Data excerpts
▼▼▼

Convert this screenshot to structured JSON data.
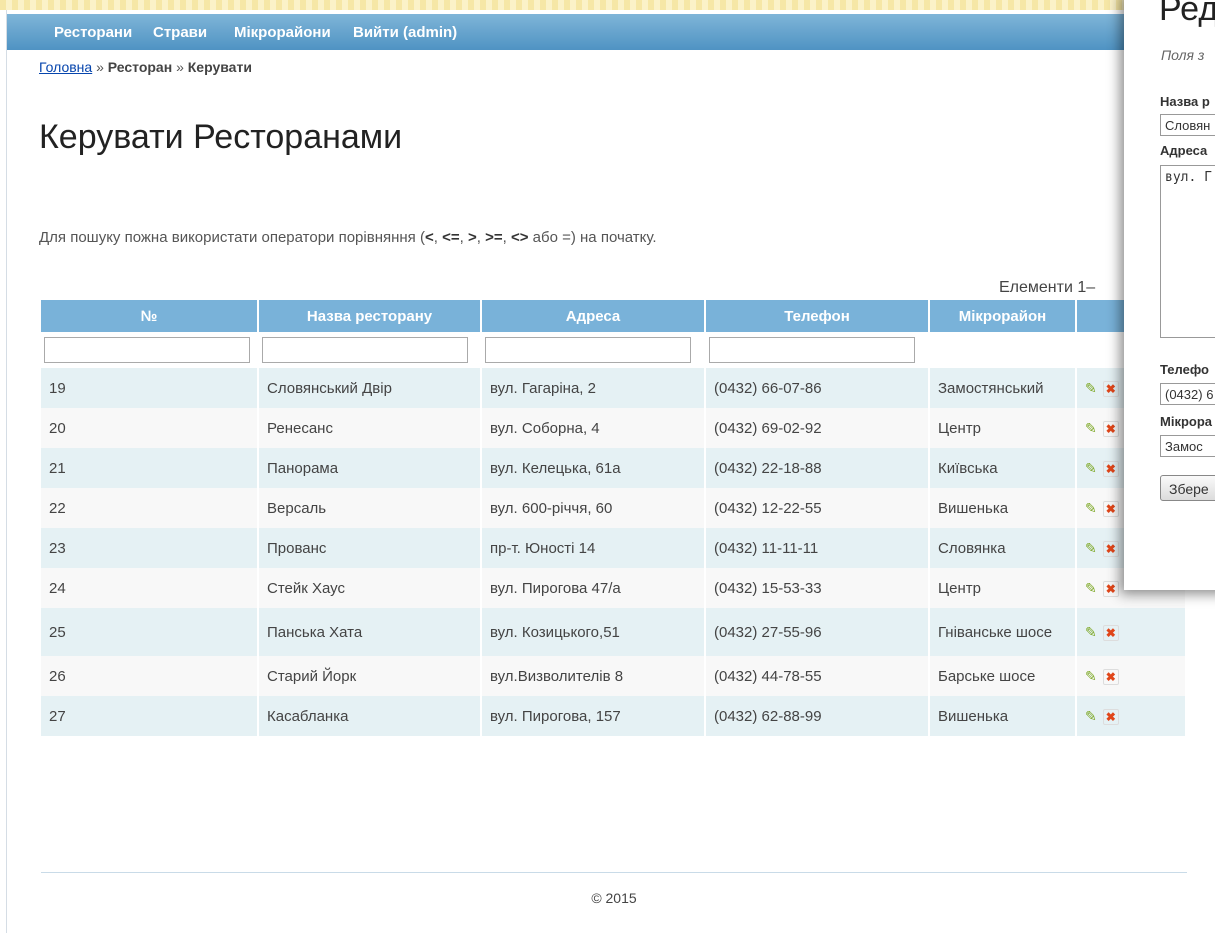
{
  "menu": {
    "items": [
      "Ресторани",
      "Страви",
      "Мікрорайони",
      "Вийти (admin)"
    ]
  },
  "breadcrumb": {
    "home": "Головна",
    "sep": "»",
    "restaurant": "Ресторан",
    "current": "Керувати"
  },
  "page": {
    "title": "Керувати Ресторанами",
    "hint_start": "Для пошуку пожна використати оператори порівняння (",
    "hint_ops": [
      "<",
      "<=",
      ">",
      ">=",
      "<>"
    ],
    "hint_or": "або",
    "hint_eq": "=",
    "hint_end": ") на початку.",
    "summary": "Елементи 1–"
  },
  "table": {
    "headers": [
      "№",
      "Назва ресторану",
      "Адреса",
      "Телефон",
      "Мікрорайон",
      ""
    ],
    "rows": [
      {
        "id": "19",
        "name": "Словянський Двір",
        "address": "вул. Гагаріна, 2",
        "phone": "(0432) 66-07-86",
        "district": "Замостянський"
      },
      {
        "id": "20",
        "name": "Ренесанс",
        "address": "вул. Соборна, 4",
        "phone": "(0432) 69-02-92",
        "district": "Центр"
      },
      {
        "id": "21",
        "name": "Панорама",
        "address": "вул. Келецька, 61а",
        "phone": "(0432) 22-18-88",
        "district": "Київська"
      },
      {
        "id": "22",
        "name": "Версаль",
        "address": "вул. 600-річчя, 60",
        "phone": "(0432) 12-22-55",
        "district": "Вишенька"
      },
      {
        "id": "23",
        "name": "Прованс",
        "address": "пр-т. Юності 14",
        "phone": "(0432) 11-11-11",
        "district": "Словянка"
      },
      {
        "id": "24",
        "name": "Стейк Хаус",
        "address": "вул. Пирогова 47/а",
        "phone": "(0432) 15-53-33",
        "district": "Центр"
      },
      {
        "id": "25",
        "name": "Панська Хата",
        "address": "вул. Козицького,51",
        "phone": "(0432) 27-55-96",
        "district": "Гніванське шосе"
      },
      {
        "id": "26",
        "name": "Старий Йорк",
        "address": "вул.Визволителів 8",
        "phone": "(0432) 44-78-55",
        "district": "Барське шосе"
      },
      {
        "id": "27",
        "name": "Касабланка",
        "address": "вул. Пирогова, 157",
        "phone": "(0432) 62-88-99",
        "district": "Вишенька"
      }
    ]
  },
  "icons": {
    "edit": "pencil-icon",
    "delete": "delete-icon"
  },
  "footer": {
    "copyright": "© 2015"
  },
  "dialog": {
    "title": "Ред",
    "note": "Поля з",
    "name_label": "Назва р",
    "name_value": "Словян",
    "address_label": "Адреса",
    "address_value": "вул. Г",
    "phone_label": "Телефо",
    "phone_value": "(0432) 6",
    "district_label": "Мікрора",
    "district_value": "Замос",
    "save_label": "Збере"
  },
  "colors": {
    "menu": "#5b9fcc",
    "header": "#79b2d9",
    "row_odd": "#e5f1f4",
    "row_even": "#f8f8f8",
    "link": "#0645ad"
  }
}
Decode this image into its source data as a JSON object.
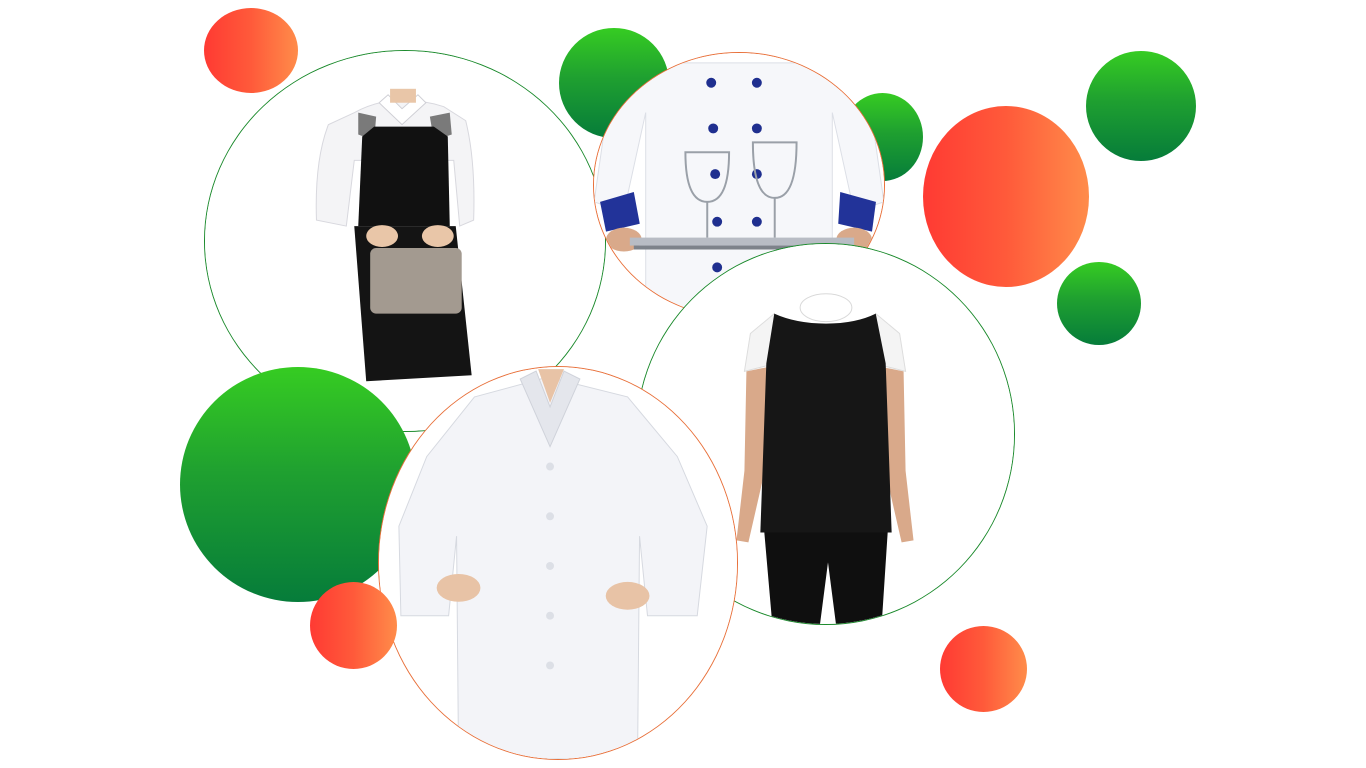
{
  "colors": {
    "green_top": "#36cc22",
    "green_bottom": "#067c3a",
    "orange_left": "#ff3a33",
    "orange_right": "#ff8c4a",
    "background": "#ffffff"
  },
  "photos": [
    {
      "name": "apron-uniform-photo",
      "subject": "black-apron-with-grey-pocket"
    },
    {
      "name": "chef-jacket-photo",
      "subject": "white-chef-jacket-with-tray-and-glasses"
    },
    {
      "name": "black-tunic-photo",
      "subject": "black-sleeveless-tunic-with-white-blouse"
    },
    {
      "name": "white-lab-coat-photo",
      "subject": "white-long-coat"
    }
  ]
}
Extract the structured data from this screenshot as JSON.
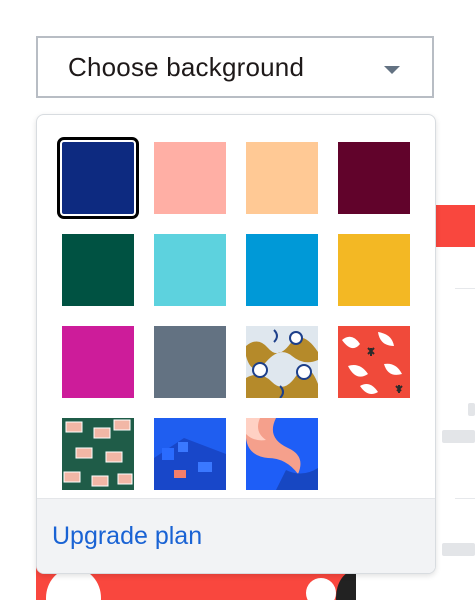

▲▲▲

=== TASK TO COMPLETE ===
From the listing, copy each line containing the word "structured".

=== IN RESPONSE ===
Convert this screenshot to structured JSON data.
Extract the structured data from this screenshot as JSON.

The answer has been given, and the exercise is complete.